### [Exercise brief]
Set out each line from the following listing that includes the word "Российской".

-- START Data in this exercise --

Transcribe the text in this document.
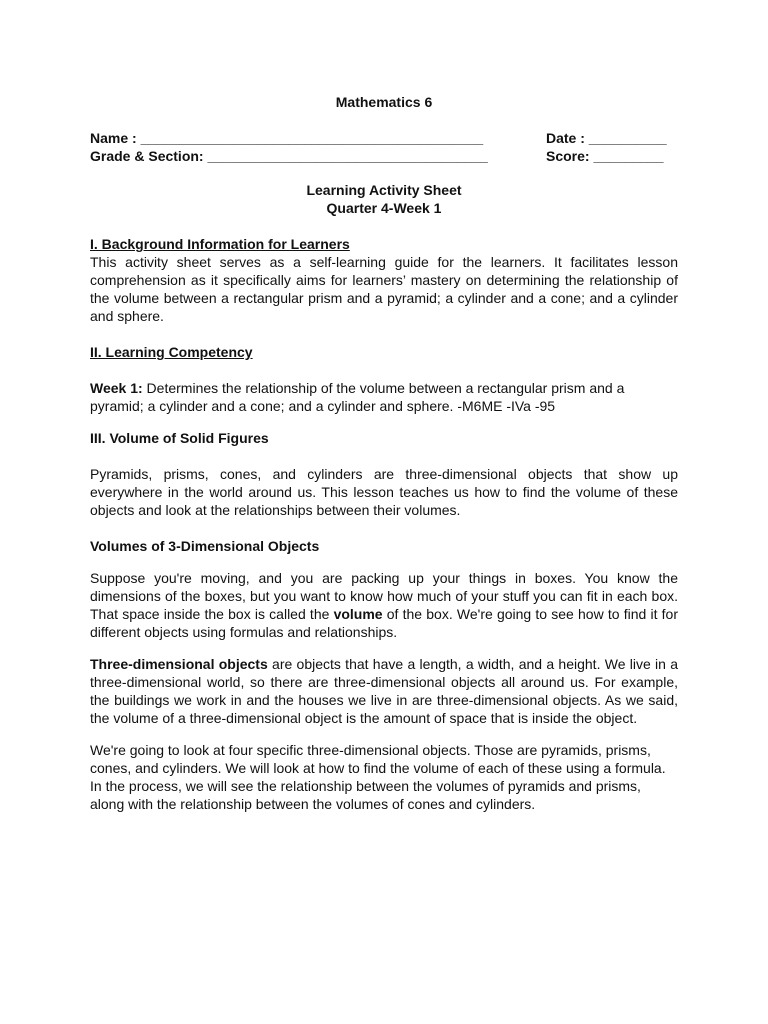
Mathematics 6
Name : ____________________________________________	Date : __________
Grade & Section: ____________________________________	Score: _________
Learning Activity Sheet
Quarter 4-Week 1

I. Background Information for Learners

This activity sheet serves as a self-learning guide for the learners. It facilitates lesson comprehension as it specifically aims for learners’ mastery on determining the relationship of the volume between a rectangular prism and a pyramid; a cylinder and a cone; and a cylinder and sphere.

II. Learning Competency

Week 1: Determines the relationship of the volume between a rectangular prism and a pyramid; a cylinder and a cone; and a cylinder and sphere. -M6ME -IVa -95

III. Volume of Solid Figures

Pyramids, prisms, cones, and cylinders are three-dimensional objects that show up everywhere in the world around us. This lesson teaches us how to find the volume of these objects and look at the relationships between their volumes.

Volumes of 3-Dimensional Objects

Suppose you're moving, and you are packing up your things in boxes. You know the dimensions of the boxes, but you want to know how much of your stuff you can fit in each box. That space inside the box is called the volume of the box. We're going to see how to find it for different objects using formulas and relationships.

Three-dimensional objects are objects that have a length, a width, and a height. We live in a three-dimensional world, so there are three-dimensional objects all around us. For example, the buildings we work in and the houses we live in are three-dimensional objects. As we said, the volume of a three-dimensional object is the amount of space that is inside the object.

We're going to look at four specific three-dimensional objects. Those are pyramids, prisms, cones, and cylinders. We will look at how to find the volume of each of these using a formula. In the process, we will see the relationship between the volumes of pyramids and prisms, along with the relationship between the volumes of cones and cylinders.
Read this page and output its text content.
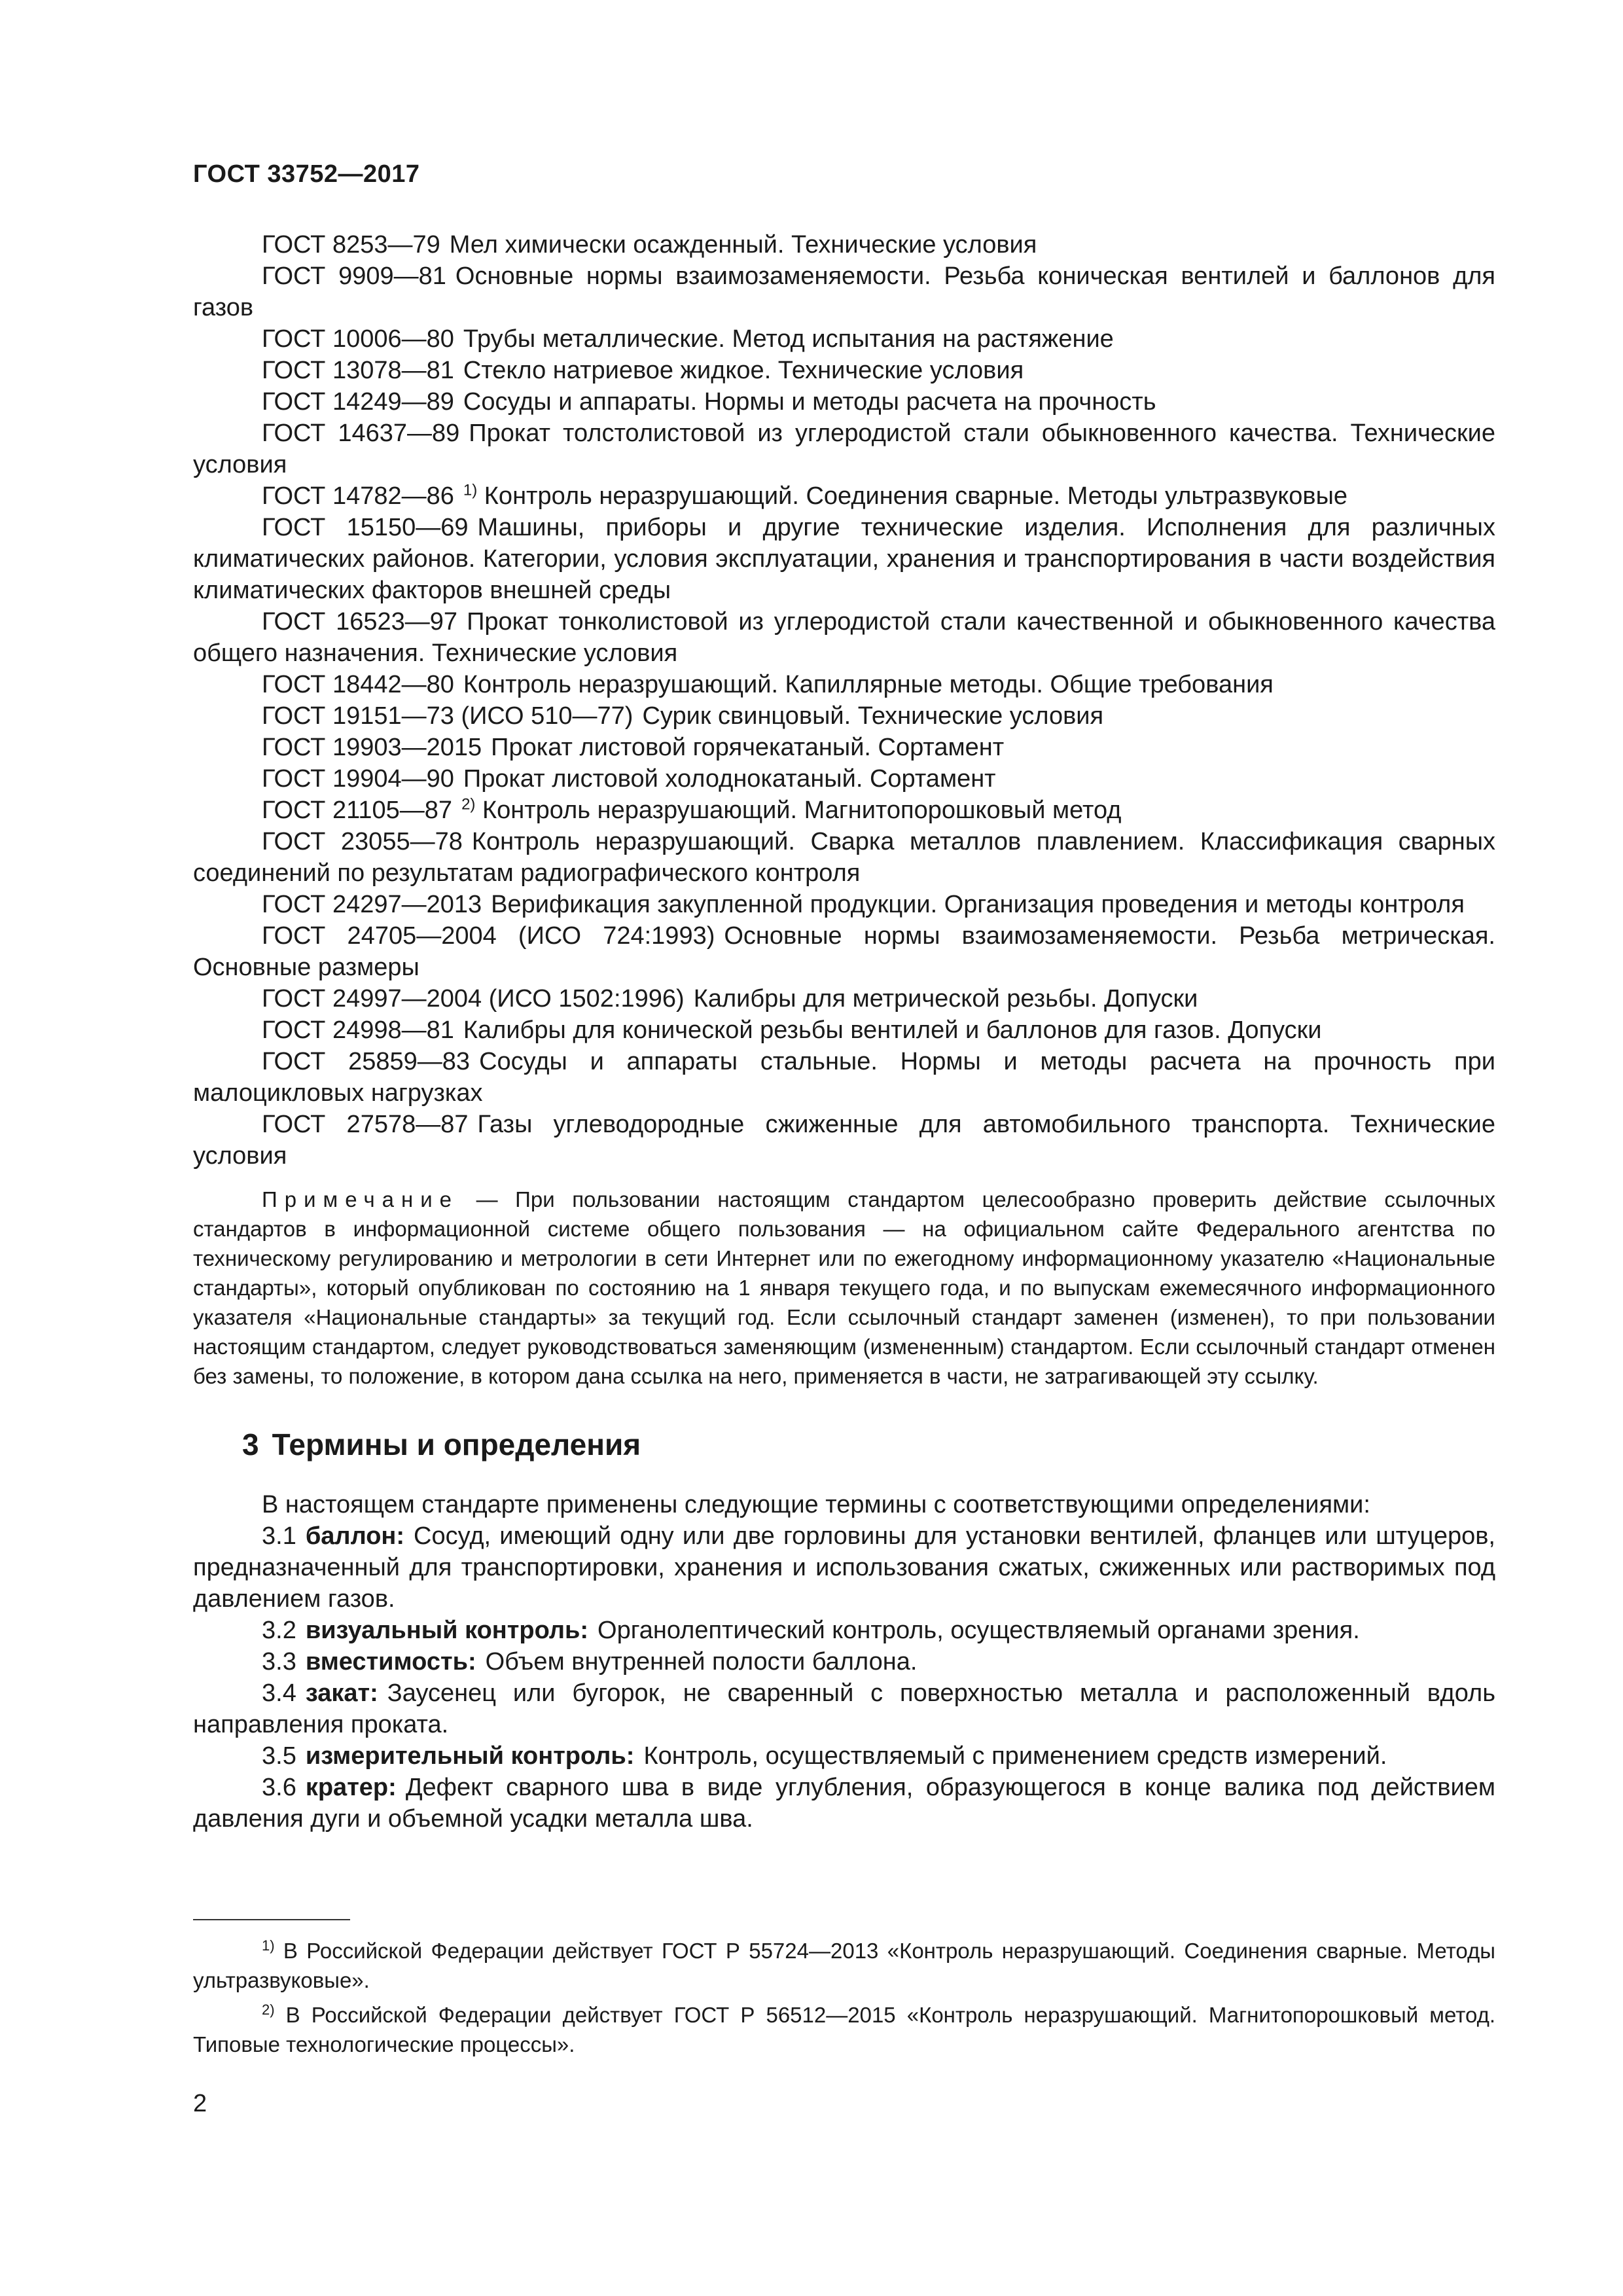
ГОСТ 33752—2017

ГОСТ 8253—79 Мел химически осажденный. Технические условия

ГОСТ 9909—81 Основные нормы взаимозаменяемости. Резьба коническая вентилей и баллонов для газов

ГОСТ 10006—80 Трубы металлические. Метод испытания на растяжение

ГОСТ 13078—81 Стекло натриевое жидкое. Технические условия

ГОСТ 14249—89 Сосуды и аппараты. Нормы и методы расчета на прочность

ГОСТ 14637—89 Прокат толстолистовой из углеродистой стали обыкновенного качества. Технические условия

ГОСТ 14782—86 $^{1)}$ Контроль неразрушающий. Соединения сварные. Методы ультразвуковые

ГОСТ 15150—69 Машины, приборы и другие технические изделия. Исполнения для различных климатических районов. Категории, условия эксплуатации, хранения и транспортирования в части воздействия климатических факторов внешней среды

ГОСТ 16523—97 Прокат тонколистовой из углеродистой стали качественной и обыкновенного качества общего назначения. Технические условия

ГОСТ 18442—80 Контроль неразрушающий. Капиллярные методы. Общие требования

ГОСТ 19151—73 (ИСО 510—77) Сурик свинцовый. Технические условия

ГОСТ 19903—2015 Прокат листовой горячекатаный. Сортамент

ГОСТ 19904—90 Прокат листовой холоднокатаный. Сортамент

ГОСТ 21105—87 $^{2)}$ Контроль неразрушающий. Магнитопорошковый метод

ГОСТ 23055—78 Контроль неразрушающий. Сварка металлов плавлением. Классификация сварных соединений по результатам радиографического контроля

ГОСТ 24297—2013 Верификация закупленной продукции. Организация проведения и методы контроля

ГОСТ 24705—2004 (ИСО 724:1993) Основные нормы взаимозаменяемости. Резьба метрическая. Основные размеры

ГОСТ 24997—2004 (ИСО 1502:1996) Калибры для метрической резьбы. Допуски

ГОСТ 24998—81 Калибры для конической резьбы вентилей и баллонов для газов. Допуски

ГОСТ 25859—83 Сосуды и аппараты стальные. Нормы и методы расчета на прочность при малоцикловых нагрузках

ГОСТ 27578—87 Газы углеводородные сжиженные для автомобильного транспорта. Технические условия

Примечание — При пользовании настоящим стандартом целесообразно проверить действие ссылочных стандартов в информационной системе общего пользования — на официальном сайте Федерального агентства по техническому регулированию и метрологии в сети Интернет или по ежегодному информационному указателю «Национальные стандарты», который опубликован по состоянию на 1 января текущего года, и по выпускам ежемесячного информационного указателя «Национальные стандарты» за текущий год. Если ссылочный стандарт заменен (изменен), то при пользовании настоящим стандартом, следует руководствоваться заменяющим (измененным) стандартом. Если ссылочный стандарт отменен без замены, то положение, в котором дана ссылка на него, применяется в части, не затрагивающей эту ссылку.

3 Термины и определения

В настоящем стандарте применены следующие термины с соответствующими определениями:

3.1 баллон: Сосуд, имеющий одну или две горловины для установки вентилей, фланцев или штуцеров, предназначенный для транспортировки, хранения и использования сжатых, сжиженных или растворимых под давлением газов.

3.2 визуальный контроль: Органолептический контроль, осуществляемый органами зрения.

3.3 вместимость: Объем внутренней полости баллона.

3.4 закат: Заусенец или бугорок, не сваренный с поверхностью металла и расположенный вдоль направления проката.

3.5 измерительный контроль: Контроль, осуществляемый с применением средств измерений.

3.6 кратер: Дефект сварного шва в виде углубления, образующегося в конце валика под действием давления дуги и объемной усадки металла шва.

$^{1)}$ В Российской Федерации действует ГОСТ Р 55724—2013 «Контроль неразрушающий. Соединения сварные. Методы ультразвуковые».

$^{2)}$ В Российской Федерации действует ГОСТ Р 56512—2015 «Контроль неразрушающий. Магнитопорошковый метод. Типовые технологические процессы».

2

-- END Data in this exercise --

### [In response]
$^{1)}$ В Российской Федерации действует ГОСТ Р 55724—2013 «Контроль неразрушающий. Соединения сварные. Методы ультразвуковые».
$^{2)}$ В Российской Федерации действует ГОСТ Р 56512—2015 «Контроль неразрушающий. Магнитопорошковый метод. Типовые технологические процессы».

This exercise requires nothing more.